#### Task requirements:
Here are some records. Copy each one exactly.

#### Provided records:
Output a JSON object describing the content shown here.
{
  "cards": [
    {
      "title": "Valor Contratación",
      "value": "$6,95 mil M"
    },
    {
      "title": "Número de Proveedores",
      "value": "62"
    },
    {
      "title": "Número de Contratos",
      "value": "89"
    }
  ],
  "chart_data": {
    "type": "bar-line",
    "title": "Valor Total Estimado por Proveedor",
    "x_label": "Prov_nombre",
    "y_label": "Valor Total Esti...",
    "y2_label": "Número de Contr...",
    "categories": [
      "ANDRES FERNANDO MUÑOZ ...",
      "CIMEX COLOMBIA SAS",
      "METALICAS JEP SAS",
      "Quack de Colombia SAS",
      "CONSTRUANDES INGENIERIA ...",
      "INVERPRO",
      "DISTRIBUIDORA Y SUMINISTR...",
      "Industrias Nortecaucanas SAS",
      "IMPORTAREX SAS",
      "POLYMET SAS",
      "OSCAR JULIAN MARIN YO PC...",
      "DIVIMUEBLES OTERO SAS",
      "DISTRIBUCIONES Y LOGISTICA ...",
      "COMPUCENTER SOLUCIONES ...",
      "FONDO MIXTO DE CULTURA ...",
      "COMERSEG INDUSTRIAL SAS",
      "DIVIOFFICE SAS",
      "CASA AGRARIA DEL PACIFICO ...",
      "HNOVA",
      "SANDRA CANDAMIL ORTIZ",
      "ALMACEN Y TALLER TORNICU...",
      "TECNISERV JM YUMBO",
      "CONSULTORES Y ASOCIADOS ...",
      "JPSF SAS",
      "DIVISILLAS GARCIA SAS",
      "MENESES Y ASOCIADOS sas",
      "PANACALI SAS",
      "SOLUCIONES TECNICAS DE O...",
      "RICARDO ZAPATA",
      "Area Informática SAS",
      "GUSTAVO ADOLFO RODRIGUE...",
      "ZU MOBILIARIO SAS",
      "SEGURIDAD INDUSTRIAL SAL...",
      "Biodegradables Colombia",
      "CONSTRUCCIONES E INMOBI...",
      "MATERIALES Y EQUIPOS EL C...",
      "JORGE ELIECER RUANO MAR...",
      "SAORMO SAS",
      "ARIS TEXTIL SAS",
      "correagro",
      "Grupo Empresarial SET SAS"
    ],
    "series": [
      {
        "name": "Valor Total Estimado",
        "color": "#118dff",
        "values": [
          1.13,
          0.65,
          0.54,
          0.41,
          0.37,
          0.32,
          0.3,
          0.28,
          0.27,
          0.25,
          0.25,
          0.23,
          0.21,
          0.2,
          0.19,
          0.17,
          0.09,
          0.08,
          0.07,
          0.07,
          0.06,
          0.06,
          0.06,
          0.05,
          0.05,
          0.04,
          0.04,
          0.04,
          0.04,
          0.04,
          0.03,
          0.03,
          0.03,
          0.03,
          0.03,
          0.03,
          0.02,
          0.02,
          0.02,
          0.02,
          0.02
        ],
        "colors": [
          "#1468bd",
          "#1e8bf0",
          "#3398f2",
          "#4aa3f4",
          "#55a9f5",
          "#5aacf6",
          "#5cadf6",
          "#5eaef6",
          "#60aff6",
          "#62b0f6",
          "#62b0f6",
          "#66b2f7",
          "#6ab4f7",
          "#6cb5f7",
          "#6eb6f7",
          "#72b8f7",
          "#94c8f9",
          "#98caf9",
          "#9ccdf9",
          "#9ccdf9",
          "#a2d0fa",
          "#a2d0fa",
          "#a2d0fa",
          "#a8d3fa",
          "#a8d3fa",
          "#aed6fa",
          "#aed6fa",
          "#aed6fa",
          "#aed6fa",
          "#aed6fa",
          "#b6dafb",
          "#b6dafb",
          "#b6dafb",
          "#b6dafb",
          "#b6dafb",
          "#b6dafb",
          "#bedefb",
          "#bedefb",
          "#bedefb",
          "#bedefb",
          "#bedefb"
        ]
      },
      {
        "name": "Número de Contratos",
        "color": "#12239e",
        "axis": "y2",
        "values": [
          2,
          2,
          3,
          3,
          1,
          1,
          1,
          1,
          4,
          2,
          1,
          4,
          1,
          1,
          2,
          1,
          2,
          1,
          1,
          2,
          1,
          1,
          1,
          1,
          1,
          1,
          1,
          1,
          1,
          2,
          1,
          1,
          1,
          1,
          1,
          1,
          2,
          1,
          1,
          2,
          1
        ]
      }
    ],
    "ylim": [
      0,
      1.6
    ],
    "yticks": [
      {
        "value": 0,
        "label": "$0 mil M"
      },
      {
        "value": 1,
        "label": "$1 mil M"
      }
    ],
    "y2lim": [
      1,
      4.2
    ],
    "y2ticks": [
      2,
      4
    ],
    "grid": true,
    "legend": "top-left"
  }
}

#### Exercise result:
Output a JSON object describing the content shown here.
{
  "cards": [
    {
      "title": "Valor Contratación",
      "value": "$6,95 mil M"
    },
    {
      "title": "Número de Proveedores",
      "value": "62"
    },
    {
      "title": "Número de Contratos",
      "value": "89"
    }
  ],
  "chart_data": {
    "type": "bar-line",
    "title": "Valor Total Estimado por Proveedor",
    "x_label": "Prov_nombre",
    "y_label": "Valor Total Esti...",
    "y2_label": "Número de Contr...",
    "categories": [
      "ANDRES FERNANDO MUÑOZ ...",
      "CIMEX COLOMBIA SAS",
      "METALICAS JEP SAS",
      "Quack de Colombia SAS",
      "CONSTRUANDES INGENIERIA ...",
      "INVERPRO",
      "DISTRIBUIDORA Y SUMINISTR...",
      "Industrias Nortecaucanas SAS",
      "IMPORTAREX SAS",
      "POLYMET SAS",
      "OSCAR JULIAN MARIN YO PC...",
      "DIVIMUEBLES OTERO SAS",
      "DISTRIBUCIONES Y LOGISTICA ...",
      "COMPUCENTER SOLUCIONES ...",
      "FONDO MIXTO DE CULTURA ...",
      "COMERSEG INDUSTRIAL SAS",
      "DIVIOFFICE SAS",
      "CASA AGRARIA DEL PACIFICO ...",
      "HNOVA",
      "SANDRA CANDAMIL ORTIZ",
      "ALMACEN Y TALLER TORNICU...",
      "TECNISERV JM YUMBO",
      "CONSULTORES Y ASOCIADOS ...",
      "JPSF SAS",
      "DIVISILLAS GARCIA SAS",
      "MENESES Y ASOCIADOS sas",
      "PANACALI SAS",
      "SOLUCIONES TECNICAS DE O...",
      "RICARDO ZAPATA",
      "Area Informática SAS",
      "GUSTAVO ADOLFO RODRIGUE...",
      "ZU MOBILIARIO SAS",
      "SEGURIDAD INDUSTRIAL SAL...",
      "Biodegradables Colombia",
      "CONSTRUCCIONES E INMOBI...",
      "MATERIALES Y EQUIPOS EL C...",
      "JORGE ELIECER RUANO MAR...",
      "SAORMO SAS",
      "ARIS TEXTIL SAS",
      "correagro",
      "Grupo Empresarial SET SAS"
    ],
    "series": [
      {
        "name": "Valor Total Estimado",
        "color": "#118dff",
        "values": [
          1.13,
          0.65,
          0.54,
          0.41,
          0.37,
          0.32,
          0.3,
          0.28,
          0.27,
          0.25,
          0.25,
          0.23,
          0.21,
          0.2,
          0.19,
          0.17,
          0.09,
          0.08,
          0.07,
          0.07,
          0.06,
          0.06,
          0.06,
          0.05,
          0.05,
          0.04,
          0.04,
          0.04,
          0.04,
          0.04,
          0.03,
          0.03,
          0.03,
          0.03,
          0.03,
          0.03,
          0.02,
          0.02,
          0.02,
          0.02,
          0.02
        ],
        "colors": [
          "#1468bd",
          "#1e8bf0",
          "#3398f2",
          "#4aa3f4",
          "#55a9f5",
          "#5aacf6",
          "#5cadf6",
          "#5eaef6",
          "#60aff6",
          "#62b0f6",
          "#62b0f6",
          "#66b2f7",
          "#6ab4f7",
          "#6cb5f7",
          "#6eb6f7",
          "#72b8f7",
          "#94c8f9",
          "#98caf9",
          "#9ccdf9",
          "#9ccdf9",
          "#a2d0fa",
          "#a2d0fa",
          "#a2d0fa",
          "#a8d3fa",
          "#a8d3fa",
          "#aed6fa",
          "#aed6fa",
          "#aed6fa",
          "#aed6fa",
          "#aed6fa",
          "#b6dafb",
          "#b6dafb",
          "#b6dafb",
          "#b6dafb",
          "#b6dafb",
          "#b6dafb",
          "#bedefb",
          "#bedefb",
          "#bedefb",
          "#bedefb",
          "#bedefb"
        ]
      },
      {
        "name": "Número de Contratos",
        "color": "#12239e",
        "axis": "y2",
        "values": [
          2,
          2,
          3,
          3,
          1,
          1,
          1,
          1,
          4,
          2,
          1,
          4,
          1,
          1,
          2,
          1,
          2,
          1,
          1,
          2,
          1,
          1,
          1,
          1,
          1,
          1,
          1,
          1,
          1,
          2,
          1,
          1,
          1,
          1,
          1,
          1,
          2,
          1,
          1,
          2,
          1
        ]
      }
    ],
    "ylim": [
      0,
      1.6
    ],
    "yticks": [
      {
        "value": 0,
        "label": "$0 mil M"
      },
      {
        "value": 1,
        "label": "$1 mil M"
      }
    ],
    "y2lim": [
      1,
      4.2
    ],
    "y2ticks": [
      2,
      4
    ],
    "grid": true,
    "legend": "top-left"
  }
}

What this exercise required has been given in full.